= EXERCISE DETAILS =
Copy out the statute excerpt on citations and heirship decrees below verbatim, from its opening amendment note through the end of section 2656.
══ PROVIDED TEXT
Am'd by chap. 115 of 1892.

§ 2655. Citation; appearance of persons interested. The citation must set forth the name of the decedent and of the petitioner; the interest or share which the petitioner claims; and a brief description of the real property. Any heir of the decedent, who has not been cited, may nevertheless appear at the hearing; and thereby make himself a party to the special proceeding. But this section does not affect a right or interest of such a person, unless he becomes a party.

2656. What facts to be ascertained; decree thereupon. Upon the return of the citation, the surrogate must hear the allegations and proofs of the parties. If it appears that there is a contest, respecting the heirship of a party, or respecting the share to which a party is entitled, as an heir of the decedent, the surrogate must dismiss the proceedings. If there is no such contest, he must inquire into the facts and circumstances of the case. The petitioner must establish, by satisfactory evidence, the fact of the decedent's death; the place of his residence at the time of his death; his intestacy, either generally, or as to the real property in question; the number of heirs entitled to inherit the property in question; the name, age, residence and relationship to the decedent, of each; and the interest or share of each in the property. The surrogate, when these facts are established, must make a decree, describing the property, and declaring that the right of inheritance thereto has been established to his satisfaction, in accordance with the facts, which must be recited in the decree.
════
══ PROVIDED RECORDS
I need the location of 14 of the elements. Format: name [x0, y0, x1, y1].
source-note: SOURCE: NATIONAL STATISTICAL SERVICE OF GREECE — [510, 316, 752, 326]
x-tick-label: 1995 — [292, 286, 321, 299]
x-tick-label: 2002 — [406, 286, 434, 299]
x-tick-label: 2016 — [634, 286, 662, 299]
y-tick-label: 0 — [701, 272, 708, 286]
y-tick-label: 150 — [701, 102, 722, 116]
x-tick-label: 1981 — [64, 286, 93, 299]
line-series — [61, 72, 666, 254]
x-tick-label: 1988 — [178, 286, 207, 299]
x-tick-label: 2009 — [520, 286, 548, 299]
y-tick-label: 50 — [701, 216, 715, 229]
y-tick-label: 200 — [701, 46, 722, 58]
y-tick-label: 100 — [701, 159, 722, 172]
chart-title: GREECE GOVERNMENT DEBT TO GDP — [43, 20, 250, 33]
════
= SOLUTION FOR THIS TASK =
Am'd by chap. 115 of 1892.

§ 2655. Citation; appearance of persons interested. The citation must set forth the name of the decedent and of the petitioner; the interest or share which the petitioner claims; and a brief description of the real property. Any heir of the decedent, who has not been cited, may nevertheless appear at the hearing; and thereby make himself a party to the special proceeding. But this section does not affect a right or interest of such a person, unless he becomes a party.

2656. What facts to be ascertained; decree thereupon. Upon the return of the citation, the surrogate must hear the allegations and proofs of the parties. If it appears that there is a contest, respecting the heirship of a party, or respecting the share to which a party is entitled, as an heir of the decedent, the surrogate must dismiss the proceedings. If there is no such contest, he must inquire into the facts and circumstances of the case. The petitioner must establish, by satisfactory evidence, the fact of the decedent's death; the place of his residence at the time of his death; his intestacy, either generally, or as to the real property in question; the number of heirs entitled to inherit the property in question; the name, age, residence and relationship to the decedent, of each; and the interest or share of each in the property. The surrogate, when these facts are established, must make a decree, describing the property, and declaring that the right of inheritance thereto has been established to his satisfaction, in accordance with the facts, which must be recited in the decree.